### WHAT THE EXERCISE ASKS
Restate, word for word, all of the material shown below.

### STORED ROWS
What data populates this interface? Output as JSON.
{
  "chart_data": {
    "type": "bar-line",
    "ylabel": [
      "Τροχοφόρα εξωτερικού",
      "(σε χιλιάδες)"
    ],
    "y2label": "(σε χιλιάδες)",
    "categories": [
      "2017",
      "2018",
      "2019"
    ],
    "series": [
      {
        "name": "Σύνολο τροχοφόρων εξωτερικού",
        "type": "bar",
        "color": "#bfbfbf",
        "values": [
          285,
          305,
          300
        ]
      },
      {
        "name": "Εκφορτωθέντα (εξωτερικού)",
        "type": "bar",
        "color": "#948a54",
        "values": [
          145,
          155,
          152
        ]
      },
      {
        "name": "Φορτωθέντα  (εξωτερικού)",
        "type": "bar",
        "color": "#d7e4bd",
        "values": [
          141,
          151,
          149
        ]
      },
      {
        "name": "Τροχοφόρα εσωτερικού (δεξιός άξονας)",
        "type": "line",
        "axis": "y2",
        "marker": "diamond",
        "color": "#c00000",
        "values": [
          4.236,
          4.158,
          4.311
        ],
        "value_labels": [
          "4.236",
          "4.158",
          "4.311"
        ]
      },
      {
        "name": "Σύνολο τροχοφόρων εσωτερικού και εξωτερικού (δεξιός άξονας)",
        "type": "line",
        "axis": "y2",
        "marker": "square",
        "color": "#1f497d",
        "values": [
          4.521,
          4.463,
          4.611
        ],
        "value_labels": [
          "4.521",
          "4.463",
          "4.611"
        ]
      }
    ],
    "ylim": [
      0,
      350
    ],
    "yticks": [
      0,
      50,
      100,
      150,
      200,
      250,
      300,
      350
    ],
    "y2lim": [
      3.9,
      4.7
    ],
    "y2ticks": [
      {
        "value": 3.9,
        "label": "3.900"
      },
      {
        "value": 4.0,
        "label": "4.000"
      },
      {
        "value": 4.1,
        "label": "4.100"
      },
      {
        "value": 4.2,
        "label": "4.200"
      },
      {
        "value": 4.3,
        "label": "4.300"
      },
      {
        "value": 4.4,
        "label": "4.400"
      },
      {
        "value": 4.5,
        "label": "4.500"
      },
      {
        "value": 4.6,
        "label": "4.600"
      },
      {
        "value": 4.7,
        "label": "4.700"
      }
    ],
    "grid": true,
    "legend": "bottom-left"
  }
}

### OUTPUT
What data populates this interface? Output as JSON.
{
  "chart_data": {
    "type": "bar-line",
    "ylabel": [
      "Τροχοφόρα εξωτερικού",
      "(σε χιλιάδες)"
    ],
    "y2label": "(σε χιλιάδες)",
    "categories": [
      "2017",
      "2018",
      "2019"
    ],
    "series": [
      {
        "name": "Σύνολο τροχοφόρων εξωτερικού",
        "type": "bar",
        "color": "#bfbfbf",
        "values": [
          285,
          305,
          300
        ]
      },
      {
        "name": "Εκφορτωθέντα (εξωτερικού)",
        "type": "bar",
        "color": "#948a54",
        "values": [
          145,
          155,
          152
        ]
      },
      {
        "name": "Φορτωθέντα  (εξωτερικού)",
        "type": "bar",
        "color": "#d7e4bd",
        "values": [
          141,
          151,
          149
        ]
      },
      {
        "name": "Τροχοφόρα εσωτερικού (δεξιός άξονας)",
        "type": "line",
        "axis": "y2",
        "marker": "diamond",
        "color": "#c00000",
        "values": [
          4.236,
          4.158,
          4.311
        ],
        "value_labels": [
          "4.236",
          "4.158",
          "4.311"
        ]
      },
      {
        "name": "Σύνολο τροχοφόρων εσωτερικού και εξωτερικού (δεξιός άξονας)",
        "type": "line",
        "axis": "y2",
        "marker": "square",
        "color": "#1f497d",
        "values": [
          4.521,
          4.463,
          4.611
        ],
        "value_labels": [
          "4.521",
          "4.463",
          "4.611"
        ]
      }
    ],
    "ylim": [
      0,
      350
    ],
    "yticks": [
      0,
      50,
      100,
      150,
      200,
      250,
      300,
      350
    ],
    "y2lim": [
      3.9,
      4.7
    ],
    "y2ticks": [
      {
        "value": 3.9,
        "label": "3.900"
      },
      {
        "value": 4.0,
        "label": "4.000"
      },
      {
        "value": 4.1,
        "label": "4.100"
      },
      {
        "value": 4.2,
        "label": "4.200"
      },
      {
        "value": 4.3,
        "label": "4.300"
      },
      {
        "value": 4.4,
        "label": "4.400"
      },
      {
        "value": 4.5,
        "label": "4.500"
      },
      {
        "value": 4.6,
        "label": "4.600"
      },
      {
        "value": 4.7,
        "label": "4.700"
      }
    ],
    "grid": true,
    "legend": "bottom-left"
  }
}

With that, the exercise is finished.